- **EXERCISE DESCRIPTION**
Write out, precisely and in full, each line of the material.

- **EXERCISE INPUT**
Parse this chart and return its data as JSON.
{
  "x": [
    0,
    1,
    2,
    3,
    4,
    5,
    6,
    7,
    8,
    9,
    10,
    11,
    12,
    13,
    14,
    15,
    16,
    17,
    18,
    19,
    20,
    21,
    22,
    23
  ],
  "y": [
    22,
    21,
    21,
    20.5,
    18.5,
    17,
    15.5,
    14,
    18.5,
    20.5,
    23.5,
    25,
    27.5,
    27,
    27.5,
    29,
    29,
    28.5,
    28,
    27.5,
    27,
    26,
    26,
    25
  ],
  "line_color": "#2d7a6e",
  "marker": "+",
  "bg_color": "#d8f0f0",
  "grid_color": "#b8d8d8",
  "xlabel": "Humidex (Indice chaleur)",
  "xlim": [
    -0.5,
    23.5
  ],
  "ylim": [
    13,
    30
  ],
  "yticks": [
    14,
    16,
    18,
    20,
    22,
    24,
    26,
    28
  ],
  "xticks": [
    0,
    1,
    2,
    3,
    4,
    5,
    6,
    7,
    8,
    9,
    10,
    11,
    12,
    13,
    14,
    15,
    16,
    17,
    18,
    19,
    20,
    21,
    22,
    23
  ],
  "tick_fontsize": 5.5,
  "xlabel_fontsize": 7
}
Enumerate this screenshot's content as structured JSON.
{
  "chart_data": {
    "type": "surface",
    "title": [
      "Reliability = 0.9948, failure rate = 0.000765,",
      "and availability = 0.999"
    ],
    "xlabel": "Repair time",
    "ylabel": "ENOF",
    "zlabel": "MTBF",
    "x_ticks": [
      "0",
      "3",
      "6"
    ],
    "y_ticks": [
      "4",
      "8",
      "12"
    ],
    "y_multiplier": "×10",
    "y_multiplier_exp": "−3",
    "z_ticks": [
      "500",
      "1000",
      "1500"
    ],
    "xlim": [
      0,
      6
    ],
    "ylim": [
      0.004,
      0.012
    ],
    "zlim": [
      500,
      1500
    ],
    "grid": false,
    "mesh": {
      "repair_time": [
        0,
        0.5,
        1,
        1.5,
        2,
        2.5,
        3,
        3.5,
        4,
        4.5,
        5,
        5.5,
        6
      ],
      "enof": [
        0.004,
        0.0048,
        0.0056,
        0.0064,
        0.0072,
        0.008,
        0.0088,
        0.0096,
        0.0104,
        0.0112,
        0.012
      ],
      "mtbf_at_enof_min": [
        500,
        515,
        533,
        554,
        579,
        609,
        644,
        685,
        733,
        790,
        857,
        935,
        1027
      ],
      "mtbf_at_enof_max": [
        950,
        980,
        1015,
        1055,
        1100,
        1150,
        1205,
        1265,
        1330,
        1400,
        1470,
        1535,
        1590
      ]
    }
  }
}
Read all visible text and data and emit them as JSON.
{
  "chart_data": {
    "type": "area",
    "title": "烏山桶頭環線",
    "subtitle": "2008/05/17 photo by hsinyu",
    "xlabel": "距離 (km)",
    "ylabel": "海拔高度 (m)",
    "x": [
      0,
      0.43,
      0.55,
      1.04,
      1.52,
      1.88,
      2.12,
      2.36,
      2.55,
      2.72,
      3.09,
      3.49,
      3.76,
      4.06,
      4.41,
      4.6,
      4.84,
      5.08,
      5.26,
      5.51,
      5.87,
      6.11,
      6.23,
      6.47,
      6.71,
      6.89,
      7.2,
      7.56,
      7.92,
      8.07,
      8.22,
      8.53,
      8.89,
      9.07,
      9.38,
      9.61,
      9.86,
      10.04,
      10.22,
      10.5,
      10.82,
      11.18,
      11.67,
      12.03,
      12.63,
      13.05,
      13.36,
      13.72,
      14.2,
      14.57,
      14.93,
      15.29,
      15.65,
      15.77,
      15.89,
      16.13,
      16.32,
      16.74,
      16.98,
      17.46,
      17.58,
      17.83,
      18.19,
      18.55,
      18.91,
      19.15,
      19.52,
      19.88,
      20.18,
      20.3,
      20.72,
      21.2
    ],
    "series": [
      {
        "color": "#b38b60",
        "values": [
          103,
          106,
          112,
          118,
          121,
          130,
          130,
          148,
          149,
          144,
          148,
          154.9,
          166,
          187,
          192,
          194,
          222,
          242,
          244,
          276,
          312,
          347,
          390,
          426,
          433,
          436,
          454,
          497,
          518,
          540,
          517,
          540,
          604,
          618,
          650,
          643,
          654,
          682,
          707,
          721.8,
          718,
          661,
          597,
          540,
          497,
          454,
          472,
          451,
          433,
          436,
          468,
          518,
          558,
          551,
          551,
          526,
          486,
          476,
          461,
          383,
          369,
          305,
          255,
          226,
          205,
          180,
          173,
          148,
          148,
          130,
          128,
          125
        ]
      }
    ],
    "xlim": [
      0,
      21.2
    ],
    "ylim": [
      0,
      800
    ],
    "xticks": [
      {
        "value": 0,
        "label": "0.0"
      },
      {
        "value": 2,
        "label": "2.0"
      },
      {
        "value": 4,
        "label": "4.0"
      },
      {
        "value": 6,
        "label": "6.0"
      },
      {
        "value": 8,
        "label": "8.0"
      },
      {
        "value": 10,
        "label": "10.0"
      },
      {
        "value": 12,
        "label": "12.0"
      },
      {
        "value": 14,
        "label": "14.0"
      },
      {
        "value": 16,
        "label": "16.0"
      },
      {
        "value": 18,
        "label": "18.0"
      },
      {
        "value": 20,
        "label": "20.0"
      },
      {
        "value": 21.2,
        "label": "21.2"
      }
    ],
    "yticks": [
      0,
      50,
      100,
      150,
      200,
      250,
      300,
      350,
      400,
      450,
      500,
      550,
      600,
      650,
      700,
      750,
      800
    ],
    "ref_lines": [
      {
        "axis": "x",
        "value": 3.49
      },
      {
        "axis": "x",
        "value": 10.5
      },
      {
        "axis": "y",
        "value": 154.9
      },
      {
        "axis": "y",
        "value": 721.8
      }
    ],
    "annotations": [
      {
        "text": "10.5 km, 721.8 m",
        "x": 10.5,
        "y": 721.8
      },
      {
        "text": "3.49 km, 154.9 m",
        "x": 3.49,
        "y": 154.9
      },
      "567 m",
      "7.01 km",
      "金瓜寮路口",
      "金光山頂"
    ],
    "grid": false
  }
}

- **WRITTEN REPLY**
Parse this chart and return its data as JSON.
{
  "x": [
    0,
    1,
    2,
    3,
    4,
    5,
    6,
    7,
    8,
    9,
    10,
    11,
    12,
    13,
    14,
    15,
    16,
    17,
    18,
    19,
    20,
    21,
    22,
    23
  ],
  "y": [
    22,
    21,
    21,
    20.5,
    18.5,
    17,
    15.5,
    14,
    18.5,
    20.5,
    23.5,
    25,
    27.5,
    27,
    27.5,
    29,
    29,
    28.5,
    28,
    27.5,
    27,
    26,
    26,
    25
  ],
  "line_color": "#2d7a6e",
  "marker": "+",
  "bg_color": "#d8f0f0",
  "grid_color": "#b8d8d8",
  "xlabel": "Humidex (Indice chaleur)",
  "xlim": [
    -0.5,
    23.5
  ],
  "ylim": [
    13,
    30
  ],
  "yticks": [
    14,
    16,
    18,
    20,
    22,
    24,
    26,
    28
  ],
  "xticks": [
    0,
    1,
    2,
    3,
    4,
    5,
    6,
    7,
    8,
    9,
    10,
    11,
    12,
    13,
    14,
    15,
    16,
    17,
    18,
    19,
    20,
    21,
    22,
    23
  ],
  "tick_fontsize": 5.5,
  "xlabel_fontsize": 7
}
Enumerate this screenshot's content as structured JSON.
{
  "chart_data": {
    "type": "surface",
    "title": [
      "Reliability = 0.9948, failure rate = 0.000765,",
      "and availability = 0.999"
    ],
    "xlabel": "Repair time",
    "ylabel": "ENOF",
    "zlabel": "MTBF",
    "x_ticks": [
      "0",
      "3",
      "6"
    ],
    "y_ticks": [
      "4",
      "8",
      "12"
    ],
    "y_multiplier": "×10",
    "y_multiplier_exp": "−3",
    "z_ticks": [
      "500",
      "1000",
      "1500"
    ],
    "xlim": [
      0,
      6
    ],
    "ylim": [
      0.004,
      0.012
    ],
    "zlim": [
      500,
      1500
    ],
    "grid": false,
    "mesh": {
      "repair_time": [
        0,
        0.5,
        1,
        1.5,
        2,
        2.5,
        3,
        3.5,
        4,
        4.5,
        5,
        5.5,
        6
      ],
      "enof": [
        0.004,
        0.0048,
        0.0056,
        0.0064,
        0.0072,
        0.008,
        0.0088,
        0.0096,
        0.0104,
        0.0112,
        0.012
      ],
      "mtbf_at_enof_min": [
        500,
        515,
        533,
        554,
        579,
        609,
        644,
        685,
        733,
        790,
        857,
        935,
        1027
      ],
      "mtbf_at_enof_max": [
        950,
        980,
        1015,
        1055,
        1100,
        1150,
        1205,
        1265,
        1330,
        1400,
        1470,
        1535,
        1590
      ]
    }
  }
}
Read all visible text and data and emit them as JSON.
{
  "chart_data": {
    "type": "area",
    "title": "烏山桶頭環線",
    "subtitle": "2008/05/17 photo by hsinyu",
    "xlabel": "距離 (km)",
    "ylabel": "海拔高度 (m)",
    "x": [
      0,
      0.43,
      0.55,
      1.04,
      1.52,
      1.88,
      2.12,
      2.36,
      2.55,
      2.72,
      3.09,
      3.49,
      3.76,
      4.06,
      4.41,
      4.6,
      4.84,
      5.08,
      5.26,
      5.51,
      5.87,
      6.11,
      6.23,
      6.47,
      6.71,
      6.89,
      7.2,
      7.56,
      7.92,
      8.07,
      8.22,
      8.53,
      8.89,
      9.07,
      9.38,
      9.61,
      9.86,
      10.04,
      10.22,
      10.5,
      10.82,
      11.18,
      11.67,
      12.03,
      12.63,
      13.05,
      13.36,
      13.72,
      14.2,
      14.57,
      14.93,
      15.29,
      15.65,
      15.77,
      15.89,
      16.13,
      16.32,
      16.74,
      16.98,
      17.46,
      17.58,
      17.83,
      18.19,
      18.55,
      18.91,
      19.15,
      19.52,
      19.88,
      20.18,
      20.3,
      20.72,
      21.2
    ],
    "series": [
      {
        "color": "#b38b60",
        "values": [
          103,
          106,
          112,
          118,
          121,
          130,
          130,
          148,
          149,
          144,
          148,
          154.9,
          166,
          187,
          192,
          194,
          222,
          242,
          244,
          276,
          312,
          347,
          390,
          426,
          433,
          436,
          454,
          497,
          518,
          540,
          517,
          540,
          604,
          618,
          650,
          643,
          654,
          682,
          707,
          721.8,
          718,
          661,
          597,
          540,
          497,
          454,
          472,
          451,
          433,
          436,
          468,
          518,
          558,
          551,
          551,
          526,
          486,
          476,
          461,
          383,
          369,
          305,
          255,
          226,
          205,
          180,
          173,
          148,
          148,
          130,
          128,
          125
        ]
      }
    ],
    "xlim": [
      0,
      21.2
    ],
    "ylim": [
      0,
      800
    ],
    "xticks": [
      {
        "value": 0,
        "label": "0.0"
      },
      {
        "value": 2,
        "label": "2.0"
      },
      {
        "value": 4,
        "label": "4.0"
      },
      {
        "value": 6,
        "label": "6.0"
      },
      {
        "value": 8,
        "label": "8.0"
      },
      {
        "value": 10,
        "label": "10.0"
      },
      {
        "value": 12,
        "label": "12.0"
      },
      {
        "value": 14,
        "label": "14.0"
      },
      {
        "value": 16,
        "label": "16.0"
      },
      {
        "value": 18,
        "label": "18.0"
      },
      {
        "value": 20,
        "label": "20.0"
      },
      {
        "value": 21.2,
        "label": "21.2"
      }
    ],
    "yticks": [
      0,
      50,
      100,
      150,
      200,
      250,
      300,
      350,
      400,
      450,
      500,
      550,
      600,
      650,
      700,
      750,
      800
    ],
    "ref_lines": [
      {
        "axis": "x",
        "value": 3.49
      },
      {
        "axis": "x",
        "value": 10.5
      },
      {
        "axis": "y",
        "value": 154.9
      },
      {
        "axis": "y",
        "value": 721.8
      }
    ],
    "annotations": [
      {
        "text": "10.5 km, 721.8 m",
        "x": 10.5,
        "y": 721.8
      },
      {
        "text": "3.49 km, 154.9 m",
        "x": 3.49,
        "y": 154.9
      },
      "567 m",
      "7.01 km",
      "金瓜寮路口",
      "金光山頂"
    ],
    "grid": false
  }
}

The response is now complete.